**SET PROBLEM:** Type out the data exactly as given. Skip any image.

■ ■ ■

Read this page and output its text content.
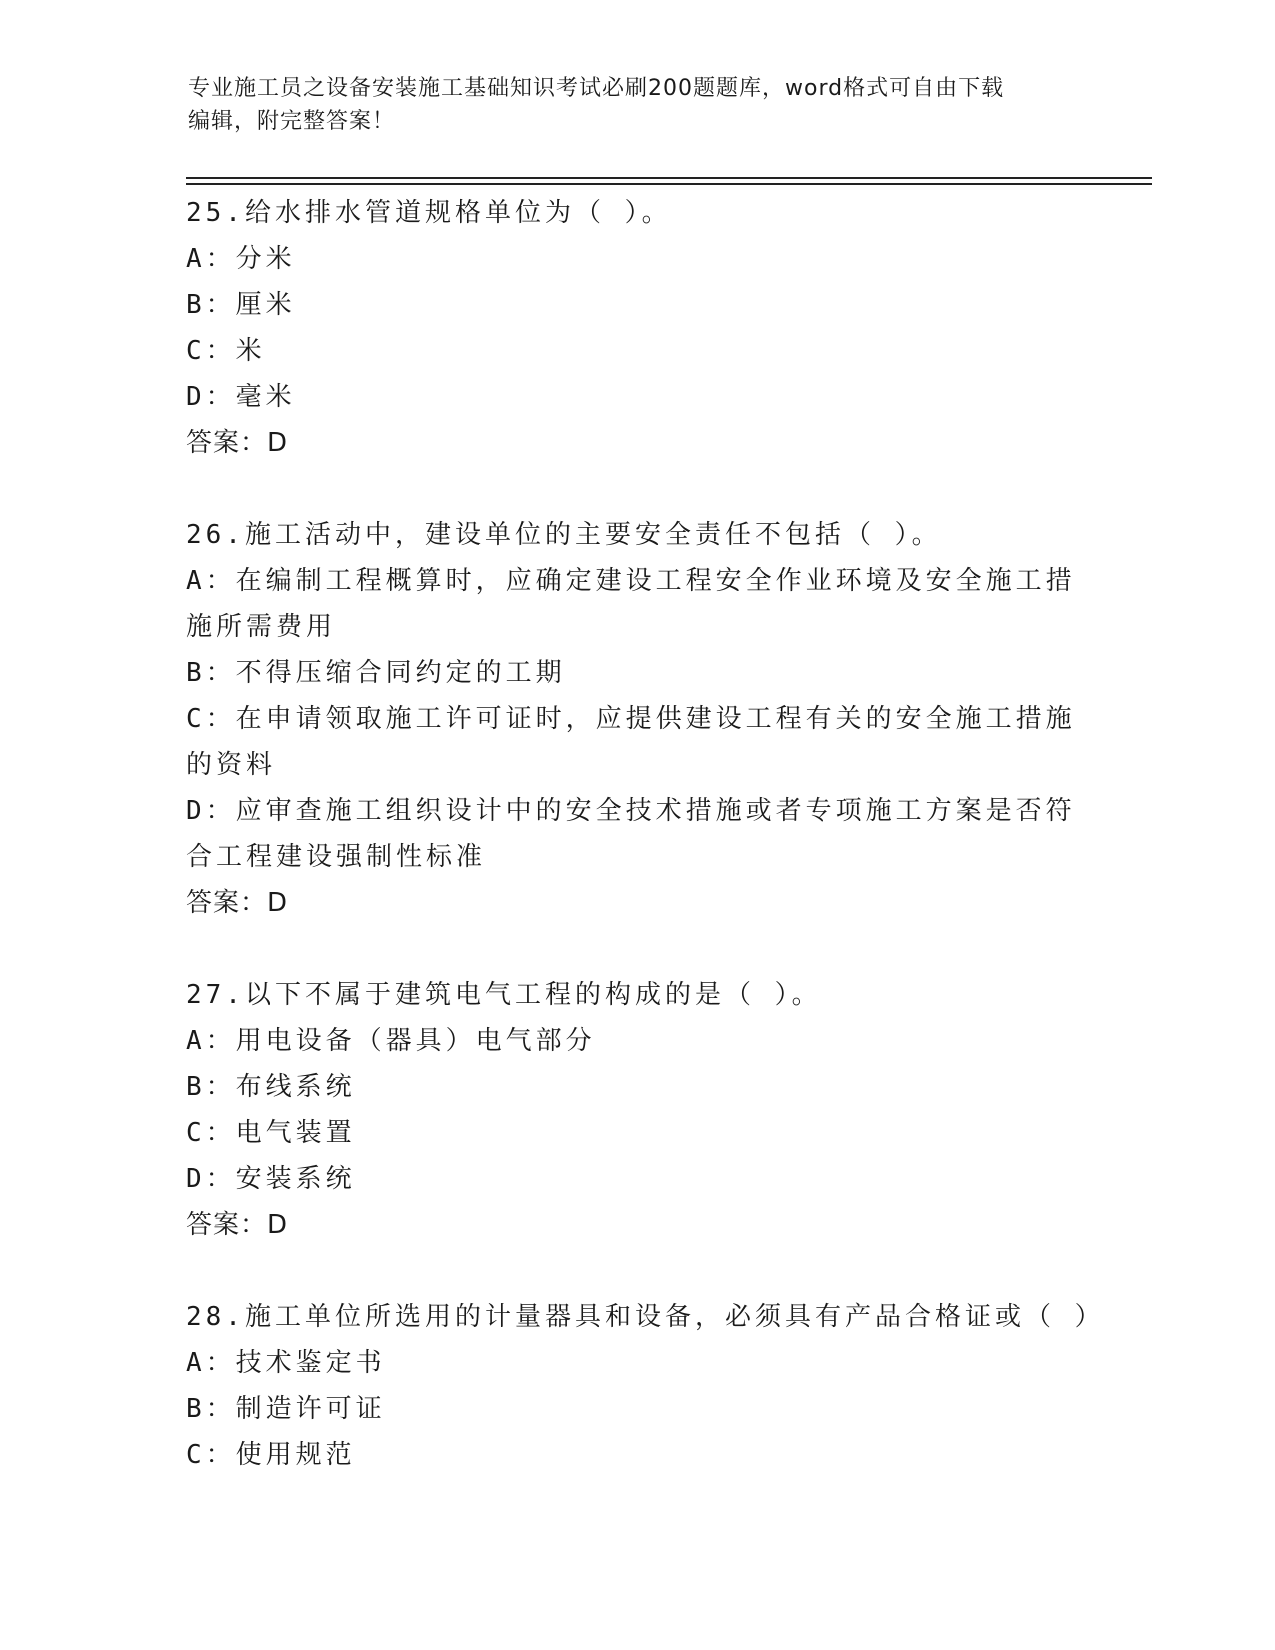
专业施工员之设备安装施工基础知识考试必刷200题题库，word格式可自由下载
编辑，附完整答案！
25.给水排水管道规格单位为（ ）。
A：分米
B：厘米
C：米
D：毫米
答案：D
26.施工活动中，建设单位的主要安全责任不包括（ ）。
A：在编制工程概算时，应确定建设工程安全作业环境及安全施工措施所需费用
B：不得压缩合同约定的工期
C：在申请领取施工许可证时，应提供建设工程有关的安全施工措施的资料
D：应审查施工组织设计中的安全技术措施或者专项施工方案是否符合工程建设强制性标准
答案：D
27.以下不属于建筑电气工程的构成的是（ ）。
A：用电设备（器具）电气部分
B：布线系统
C：电气装置
D：安装系统
答案：D
28.施工单位所选用的计量器具和设备，必须具有产品合格证或（ ）
A：技术鉴定书
B：制造许可证
C：使用规范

■ ■ ■

**IN RESPONSE:**
Read this page and output its text content.
专业施工员之设备安装施工基础知识考试必刷200题题库，word格式可自由下载
编辑，附完整答案！
25.给水排水管道规格单位为（ ）。
A：分米
B：厘米
C：米
D：毫米
答案：D
26.施工活动中，建设单位的主要安全责任不包括（ ）。
A：在编制工程概算时，应确定建设工程安全作业环境及安全施工措施所需费用
B：不得压缩合同约定的工期
C：在申请领取施工许可证时，应提供建设工程有关的安全施工措施的资料
D：应审查施工组织设计中的安全技术措施或者专项施工方案是否符合工程建设强制性标准
答案：D
27.以下不属于建筑电气工程的构成的是（ ）。
A：用电设备（器具）电气部分
B：布线系统
C：电气装置
D：安装系统
答案：D
28.施工单位所选用的计量器具和设备，必须具有产品合格证或（ ）
A：技术鉴定书
B：制造许可证
C：使用规范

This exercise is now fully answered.